• What is needed: Give a verbatim quotation of every record.

(Extracted data entries)
::::::::::
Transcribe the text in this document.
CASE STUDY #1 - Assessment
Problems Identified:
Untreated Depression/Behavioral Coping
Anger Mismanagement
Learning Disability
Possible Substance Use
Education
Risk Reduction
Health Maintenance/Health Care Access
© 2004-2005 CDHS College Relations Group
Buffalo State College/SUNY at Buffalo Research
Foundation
::::::::::
• Answer in full:
Transcribe the text in this document.
CASE STUDY #1 - Assessment
Problems Identified:
Untreated Depression/Behavioral Coping
Anger Mismanagement
Learning Disability
Possible Substance Use
Education
Risk Reduction
Health Maintenance/Health Care Access
© 2004-2005 CDHS College Relations Group
Buffalo State College/SUNY at Buffalo Research
Foundation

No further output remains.